→ Task:
Gather all lines in the entries that include the word "data".

→ Task material:
::::

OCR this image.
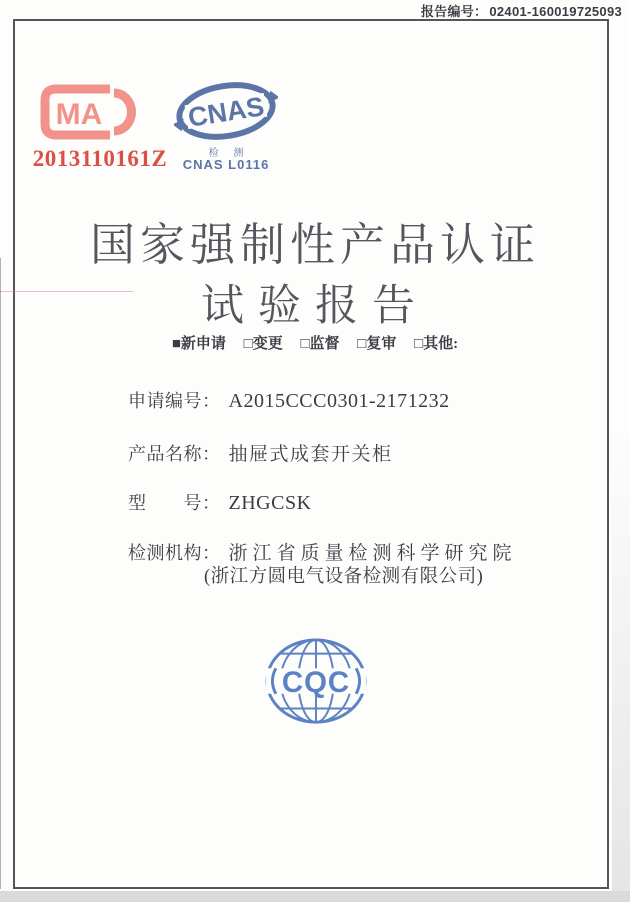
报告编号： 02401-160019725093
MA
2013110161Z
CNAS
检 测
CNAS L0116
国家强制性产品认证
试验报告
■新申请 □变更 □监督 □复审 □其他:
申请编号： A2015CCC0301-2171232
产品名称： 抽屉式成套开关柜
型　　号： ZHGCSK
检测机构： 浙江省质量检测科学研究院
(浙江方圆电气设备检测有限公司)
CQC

::::

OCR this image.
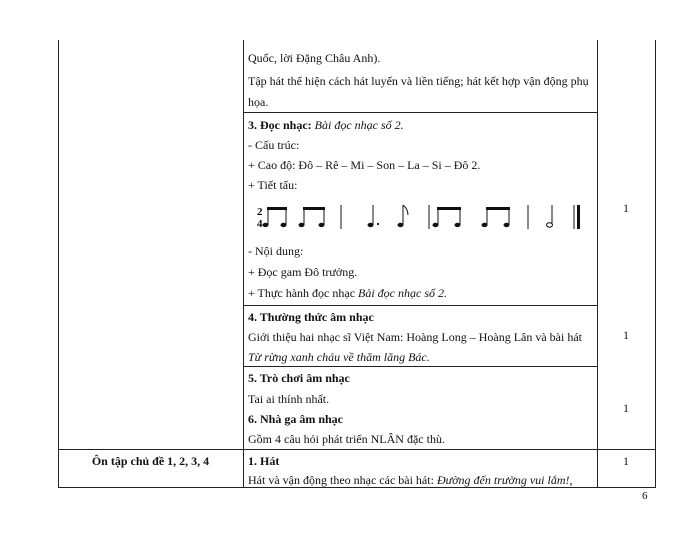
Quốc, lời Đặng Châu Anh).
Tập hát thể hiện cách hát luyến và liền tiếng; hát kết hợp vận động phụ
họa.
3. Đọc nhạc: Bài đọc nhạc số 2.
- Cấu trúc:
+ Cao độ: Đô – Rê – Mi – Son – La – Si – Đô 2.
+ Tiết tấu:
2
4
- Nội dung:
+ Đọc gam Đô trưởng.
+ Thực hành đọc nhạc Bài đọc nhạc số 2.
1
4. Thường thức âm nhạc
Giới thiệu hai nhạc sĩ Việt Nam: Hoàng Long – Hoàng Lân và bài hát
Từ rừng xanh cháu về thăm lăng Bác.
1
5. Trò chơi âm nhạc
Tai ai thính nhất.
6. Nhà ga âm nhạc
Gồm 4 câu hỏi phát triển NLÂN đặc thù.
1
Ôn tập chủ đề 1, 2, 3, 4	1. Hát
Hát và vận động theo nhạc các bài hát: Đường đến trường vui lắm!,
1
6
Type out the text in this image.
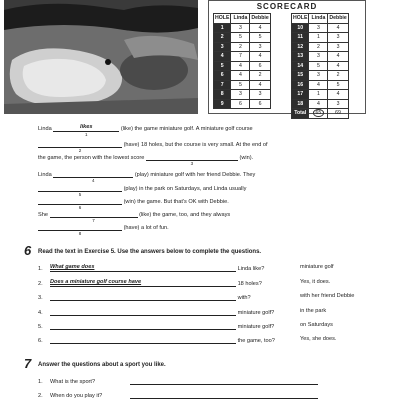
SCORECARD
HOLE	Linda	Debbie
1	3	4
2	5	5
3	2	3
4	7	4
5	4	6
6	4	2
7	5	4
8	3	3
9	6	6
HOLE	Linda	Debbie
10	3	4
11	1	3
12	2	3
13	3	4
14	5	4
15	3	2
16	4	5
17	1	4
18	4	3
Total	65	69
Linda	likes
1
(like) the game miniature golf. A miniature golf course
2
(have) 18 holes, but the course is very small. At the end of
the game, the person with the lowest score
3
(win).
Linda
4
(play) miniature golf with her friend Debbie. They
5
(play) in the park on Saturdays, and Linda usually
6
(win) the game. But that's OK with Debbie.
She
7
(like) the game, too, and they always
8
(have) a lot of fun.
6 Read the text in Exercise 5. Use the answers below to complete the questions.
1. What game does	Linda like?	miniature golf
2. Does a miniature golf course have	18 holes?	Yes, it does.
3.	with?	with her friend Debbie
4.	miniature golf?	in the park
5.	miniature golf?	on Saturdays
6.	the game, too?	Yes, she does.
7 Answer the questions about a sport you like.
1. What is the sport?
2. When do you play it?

::::

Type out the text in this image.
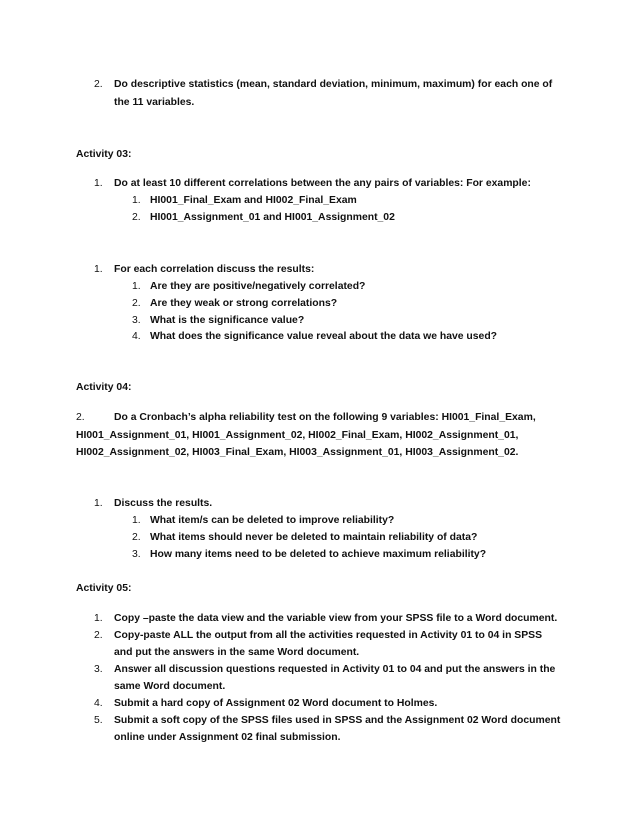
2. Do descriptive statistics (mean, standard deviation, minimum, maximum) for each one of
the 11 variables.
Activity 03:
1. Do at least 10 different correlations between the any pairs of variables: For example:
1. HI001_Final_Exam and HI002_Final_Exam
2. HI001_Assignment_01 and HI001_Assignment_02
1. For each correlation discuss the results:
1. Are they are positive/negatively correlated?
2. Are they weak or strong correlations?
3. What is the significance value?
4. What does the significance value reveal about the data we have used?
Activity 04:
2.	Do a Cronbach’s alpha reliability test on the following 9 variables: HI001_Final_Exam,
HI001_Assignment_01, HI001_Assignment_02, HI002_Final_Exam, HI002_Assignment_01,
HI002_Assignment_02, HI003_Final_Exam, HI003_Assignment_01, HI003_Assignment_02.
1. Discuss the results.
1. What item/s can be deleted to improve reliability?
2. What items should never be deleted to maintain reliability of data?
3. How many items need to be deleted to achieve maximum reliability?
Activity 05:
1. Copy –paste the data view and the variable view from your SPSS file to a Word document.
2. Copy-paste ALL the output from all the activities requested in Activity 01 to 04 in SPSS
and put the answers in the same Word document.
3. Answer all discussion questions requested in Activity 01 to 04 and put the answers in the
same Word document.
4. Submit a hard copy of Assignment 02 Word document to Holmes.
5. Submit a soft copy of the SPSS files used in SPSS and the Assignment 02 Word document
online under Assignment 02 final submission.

::::

→ Completed task:
4. What does the significance value reveal about the data we have used?
2. What items should never be deleted to maintain reliability of data?
1. Copy –paste the data view and the variable view from your SPSS file to a Word document.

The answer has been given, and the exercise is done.